Aim of the exercise: Please repeat all of the listing exactly.

Supplied data:
──────────────────────────────

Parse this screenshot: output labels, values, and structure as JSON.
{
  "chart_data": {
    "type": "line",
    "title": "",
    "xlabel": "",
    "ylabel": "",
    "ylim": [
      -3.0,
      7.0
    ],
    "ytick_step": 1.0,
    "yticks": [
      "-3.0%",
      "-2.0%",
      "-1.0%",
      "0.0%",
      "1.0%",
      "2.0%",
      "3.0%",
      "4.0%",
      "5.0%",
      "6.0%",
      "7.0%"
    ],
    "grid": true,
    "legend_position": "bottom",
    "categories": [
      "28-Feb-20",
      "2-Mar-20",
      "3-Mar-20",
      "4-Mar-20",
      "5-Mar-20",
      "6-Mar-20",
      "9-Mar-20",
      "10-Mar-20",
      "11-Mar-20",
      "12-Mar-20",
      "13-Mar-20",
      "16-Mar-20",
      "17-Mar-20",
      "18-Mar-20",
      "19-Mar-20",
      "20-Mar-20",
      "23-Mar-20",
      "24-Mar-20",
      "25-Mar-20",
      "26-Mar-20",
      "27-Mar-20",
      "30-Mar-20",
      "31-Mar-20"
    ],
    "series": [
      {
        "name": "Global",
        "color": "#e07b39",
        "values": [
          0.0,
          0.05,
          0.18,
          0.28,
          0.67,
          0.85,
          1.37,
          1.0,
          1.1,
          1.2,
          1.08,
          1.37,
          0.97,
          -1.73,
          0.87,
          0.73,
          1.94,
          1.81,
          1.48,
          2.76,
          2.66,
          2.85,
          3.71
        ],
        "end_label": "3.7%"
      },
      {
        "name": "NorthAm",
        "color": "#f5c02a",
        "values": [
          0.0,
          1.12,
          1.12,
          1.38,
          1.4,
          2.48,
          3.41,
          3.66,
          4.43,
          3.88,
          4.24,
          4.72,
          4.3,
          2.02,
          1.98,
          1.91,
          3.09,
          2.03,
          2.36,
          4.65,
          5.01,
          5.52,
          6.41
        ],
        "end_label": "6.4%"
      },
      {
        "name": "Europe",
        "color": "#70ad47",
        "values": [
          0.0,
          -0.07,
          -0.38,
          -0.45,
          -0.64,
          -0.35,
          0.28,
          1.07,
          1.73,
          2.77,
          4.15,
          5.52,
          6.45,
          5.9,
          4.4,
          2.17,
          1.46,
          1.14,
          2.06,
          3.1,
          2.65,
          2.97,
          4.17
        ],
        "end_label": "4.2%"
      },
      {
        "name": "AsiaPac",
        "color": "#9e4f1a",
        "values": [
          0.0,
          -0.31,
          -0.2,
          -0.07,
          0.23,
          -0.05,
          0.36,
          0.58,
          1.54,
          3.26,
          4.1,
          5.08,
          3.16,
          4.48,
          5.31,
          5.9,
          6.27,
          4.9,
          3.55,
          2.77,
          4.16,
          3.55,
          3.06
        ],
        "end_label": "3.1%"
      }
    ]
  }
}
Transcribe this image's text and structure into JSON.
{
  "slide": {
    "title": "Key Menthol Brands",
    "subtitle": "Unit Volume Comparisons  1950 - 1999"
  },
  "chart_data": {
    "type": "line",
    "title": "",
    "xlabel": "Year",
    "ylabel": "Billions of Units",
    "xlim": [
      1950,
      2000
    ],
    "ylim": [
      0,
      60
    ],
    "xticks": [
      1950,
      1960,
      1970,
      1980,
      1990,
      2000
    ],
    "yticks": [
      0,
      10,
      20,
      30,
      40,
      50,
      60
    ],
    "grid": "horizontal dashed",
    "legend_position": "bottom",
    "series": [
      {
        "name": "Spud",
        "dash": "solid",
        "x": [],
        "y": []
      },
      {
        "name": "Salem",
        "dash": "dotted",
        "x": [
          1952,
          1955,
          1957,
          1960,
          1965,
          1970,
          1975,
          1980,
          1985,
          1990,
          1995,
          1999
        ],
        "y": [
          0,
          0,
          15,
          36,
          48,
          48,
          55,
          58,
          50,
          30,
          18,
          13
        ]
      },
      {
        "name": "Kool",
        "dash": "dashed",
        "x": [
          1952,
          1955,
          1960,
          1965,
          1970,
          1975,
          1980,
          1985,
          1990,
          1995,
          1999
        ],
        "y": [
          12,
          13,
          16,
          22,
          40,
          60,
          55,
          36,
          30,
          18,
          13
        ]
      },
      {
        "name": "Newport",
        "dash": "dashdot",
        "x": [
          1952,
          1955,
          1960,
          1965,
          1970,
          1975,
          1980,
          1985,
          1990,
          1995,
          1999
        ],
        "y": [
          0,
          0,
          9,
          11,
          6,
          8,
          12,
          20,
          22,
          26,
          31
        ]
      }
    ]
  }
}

──────────────────────────────

Exercise response:
Parse this screenshot: output labels, values, and structure as JSON.
{
  "chart_data": {
    "type": "line",
    "title": "",
    "xlabel": "",
    "ylabel": "",
    "ylim": [
      -3.0,
      7.0
    ],
    "ytick_step": 1.0,
    "yticks": [
      "-3.0%",
      "-2.0%",
      "-1.0%",
      "0.0%",
      "1.0%",
      "2.0%",
      "3.0%",
      "4.0%",
      "5.0%",
      "6.0%",
      "7.0%"
    ],
    "grid": true,
    "legend_position": "bottom",
    "categories": [
      "28-Feb-20",
      "2-Mar-20",
      "3-Mar-20",
      "4-Mar-20",
      "5-Mar-20",
      "6-Mar-20",
      "9-Mar-20",
      "10-Mar-20",
      "11-Mar-20",
      "12-Mar-20",
      "13-Mar-20",
      "16-Mar-20",
      "17-Mar-20",
      "18-Mar-20",
      "19-Mar-20",
      "20-Mar-20",
      "23-Mar-20",
      "24-Mar-20",
      "25-Mar-20",
      "26-Mar-20",
      "27-Mar-20",
      "30-Mar-20",
      "31-Mar-20"
    ],
    "series": [
      {
        "name": "Global",
        "color": "#e07b39",
        "values": [
          0.0,
          0.05,
          0.18,
          0.28,
          0.67,
          0.85,
          1.37,
          1.0,
          1.1,
          1.2,
          1.08,
          1.37,
          0.97,
          -1.73,
          0.87,
          0.73,
          1.94,
          1.81,
          1.48,
          2.76,
          2.66,
          2.85,
          3.71
        ],
        "end_label": "3.7%"
      },
      {
        "name": "NorthAm",
        "color": "#f5c02a",
        "values": [
          0.0,
          1.12,
          1.12,
          1.38,
          1.4,
          2.48,
          3.41,
          3.66,
          4.43,
          3.88,
          4.24,
          4.72,
          4.3,
          2.02,
          1.98,
          1.91,
          3.09,
          2.03,
          2.36,
          4.65,
          5.01,
          5.52,
          6.41
        ],
        "end_label": "6.4%"
      },
      {
        "name": "Europe",
        "color": "#70ad47",
        "values": [
          0.0,
          -0.07,
          -0.38,
          -0.45,
          -0.64,
          -0.35,
          0.28,
          1.07,
          1.73,
          2.77,
          4.15,
          5.52,
          6.45,
          5.9,
          4.4,
          2.17,
          1.46,
          1.14,
          2.06,
          3.1,
          2.65,
          2.97,
          4.17
        ],
        "end_label": "4.2%"
      },
      {
        "name": "AsiaPac",
        "color": "#9e4f1a",
        "values": [
          0.0,
          -0.31,
          -0.2,
          -0.07,
          0.23,
          -0.05,
          0.36,
          0.58,
          1.54,
          3.26,
          4.1,
          5.08,
          3.16,
          4.48,
          5.31,
          5.9,
          6.27,
          4.9,
          3.55,
          2.77,
          4.16,
          3.55,
          3.06
        ],
        "end_label": "3.1%"
      }
    ]
  }
}
Transcribe this image's text and structure into JSON.
{
  "slide": {
    "title": "Key Menthol Brands",
    "subtitle": "Unit Volume Comparisons  1950 - 1999"
  },
  "chart_data": {
    "type": "line",
    "title": "",
    "xlabel": "Year",
    "ylabel": "Billions of Units",
    "xlim": [
      1950,
      2000
    ],
    "ylim": [
      0,
      60
    ],
    "xticks": [
      1950,
      1960,
      1970,
      1980,
      1990,
      2000
    ],
    "yticks": [
      0,
      10,
      20,
      30,
      40,
      50,
      60
    ],
    "grid": "horizontal dashed",
    "legend_position": "bottom",
    "series": [
      {
        "name": "Spud",
        "dash": "solid",
        "x": [],
        "y": []
      },
      {
        "name": "Salem",
        "dash": "dotted",
        "x": [
          1952,
          1955,
          1957,
          1960,
          1965,
          1970,
          1975,
          1980,
          1985,
          1990,
          1995,
          1999
        ],
        "y": [
          0,
          0,
          15,
          36,
          48,
          48,
          55,
          58,
          50,
          30,
          18,
          13
        ]
      },
      {
        "name": "Kool",
        "dash": "dashed",
        "x": [
          1952,
          1955,
          1960,
          1965,
          1970,
          1975,
          1980,
          1985,
          1990,
          1995,
          1999
        ],
        "y": [
          12,
          13,
          16,
          22,
          40,
          60,
          55,
          36,
          30,
          18,
          13
        ]
      },
      {
        "name": "Newport",
        "dash": "dashdot",
        "x": [
          1952,
          1955,
          1960,
          1965,
          1970,
          1975,
          1980,
          1985,
          1990,
          1995,
          1999
        ],
        "y": [
          0,
          0,
          9,
          11,
          6,
          8,
          12,
          20,
          22,
          26,
          31
        ]
      }
    ]
  }
}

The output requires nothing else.